Task data
========================

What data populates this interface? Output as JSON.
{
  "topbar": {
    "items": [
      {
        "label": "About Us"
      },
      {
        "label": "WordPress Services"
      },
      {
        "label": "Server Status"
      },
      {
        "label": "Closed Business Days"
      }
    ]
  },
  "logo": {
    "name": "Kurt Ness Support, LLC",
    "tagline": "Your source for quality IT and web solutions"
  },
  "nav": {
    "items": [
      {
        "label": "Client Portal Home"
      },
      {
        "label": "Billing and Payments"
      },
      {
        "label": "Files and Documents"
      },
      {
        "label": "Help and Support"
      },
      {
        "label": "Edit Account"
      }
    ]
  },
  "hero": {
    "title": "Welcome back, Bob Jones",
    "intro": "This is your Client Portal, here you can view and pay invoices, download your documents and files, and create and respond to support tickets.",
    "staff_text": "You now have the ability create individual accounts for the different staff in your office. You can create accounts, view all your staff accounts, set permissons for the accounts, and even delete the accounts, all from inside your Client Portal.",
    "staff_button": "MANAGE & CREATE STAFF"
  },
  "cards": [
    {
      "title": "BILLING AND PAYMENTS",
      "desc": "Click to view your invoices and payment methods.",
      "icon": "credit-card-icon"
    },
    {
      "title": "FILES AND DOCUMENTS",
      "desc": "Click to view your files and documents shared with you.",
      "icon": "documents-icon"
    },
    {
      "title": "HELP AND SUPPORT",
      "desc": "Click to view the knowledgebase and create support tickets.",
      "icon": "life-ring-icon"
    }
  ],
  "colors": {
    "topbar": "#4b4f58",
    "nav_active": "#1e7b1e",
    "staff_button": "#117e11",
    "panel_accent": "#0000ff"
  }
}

========================

Work instructions
Reproduce all of the records exactly.

Written reply
What data populates this interface? Output as JSON.
{
  "topbar": {
    "items": [
      {
        "label": "About Us"
      },
      {
        "label": "WordPress Services"
      },
      {
        "label": "Server Status"
      },
      {
        "label": "Closed Business Days"
      }
    ]
  },
  "logo": {
    "name": "Kurt Ness Support, LLC",
    "tagline": "Your source for quality IT and web solutions"
  },
  "nav": {
    "items": [
      {
        "label": "Client Portal Home"
      },
      {
        "label": "Billing and Payments"
      },
      {
        "label": "Files and Documents"
      },
      {
        "label": "Help and Support"
      },
      {
        "label": "Edit Account"
      }
    ]
  },
  "hero": {
    "title": "Welcome back, Bob Jones",
    "intro": "This is your Client Portal, here you can view and pay invoices, download your documents and files, and create and respond to support tickets.",
    "staff_text": "You now have the ability create individual accounts for the different staff in your office. You can create accounts, view all your staff accounts, set permissons for the accounts, and even delete the accounts, all from inside your Client Portal.",
    "staff_button": "MANAGE & CREATE STAFF"
  },
  "cards": [
    {
      "title": "BILLING AND PAYMENTS",
      "desc": "Click to view your invoices and payment methods.",
      "icon": "credit-card-icon"
    },
    {
      "title": "FILES AND DOCUMENTS",
      "desc": "Click to view your files and documents shared with you.",
      "icon": "documents-icon"
    },
    {
      "title": "HELP AND SUPPORT",
      "desc": "Click to view the knowledgebase and create support tickets.",
      "icon": "life-ring-icon"
    }
  ],
  "colors": {
    "topbar": "#4b4f58",
    "nav_active": "#1e7b1e",
    "staff_button": "#117e11",
    "panel_accent": "#0000ff"
  }
}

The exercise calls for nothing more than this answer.